___ DATA SUPPLIED
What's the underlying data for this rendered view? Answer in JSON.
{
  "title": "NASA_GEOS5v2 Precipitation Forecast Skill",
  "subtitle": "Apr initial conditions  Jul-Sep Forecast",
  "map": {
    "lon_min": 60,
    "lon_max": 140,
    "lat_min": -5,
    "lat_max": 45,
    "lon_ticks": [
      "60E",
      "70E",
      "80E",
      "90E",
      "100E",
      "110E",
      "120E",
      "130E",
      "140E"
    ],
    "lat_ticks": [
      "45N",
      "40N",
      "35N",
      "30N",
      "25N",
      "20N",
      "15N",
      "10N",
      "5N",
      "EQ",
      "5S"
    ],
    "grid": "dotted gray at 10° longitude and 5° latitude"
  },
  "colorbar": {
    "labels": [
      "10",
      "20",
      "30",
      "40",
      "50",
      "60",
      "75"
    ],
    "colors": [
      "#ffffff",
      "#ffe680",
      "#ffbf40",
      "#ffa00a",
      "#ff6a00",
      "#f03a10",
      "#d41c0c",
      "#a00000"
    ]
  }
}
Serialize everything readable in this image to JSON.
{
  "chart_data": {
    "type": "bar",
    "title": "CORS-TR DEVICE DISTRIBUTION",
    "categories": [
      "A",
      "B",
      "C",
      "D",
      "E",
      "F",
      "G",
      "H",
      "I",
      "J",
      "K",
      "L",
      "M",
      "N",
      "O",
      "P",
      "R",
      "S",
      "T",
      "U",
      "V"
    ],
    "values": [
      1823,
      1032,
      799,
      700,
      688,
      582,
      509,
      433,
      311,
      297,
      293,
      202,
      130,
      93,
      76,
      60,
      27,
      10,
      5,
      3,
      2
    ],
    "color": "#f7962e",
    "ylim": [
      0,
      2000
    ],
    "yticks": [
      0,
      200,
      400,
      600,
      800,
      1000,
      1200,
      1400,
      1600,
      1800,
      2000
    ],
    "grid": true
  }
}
______
• [WHAT YOU WILL DO] Wherever "JSON" shows up in a line, copy that line.

• [SOLUTION TO THIS EXERCISE]
What's the underlying data for this rendered view? Answer in JSON.
Serialize everything readable in this image to JSON.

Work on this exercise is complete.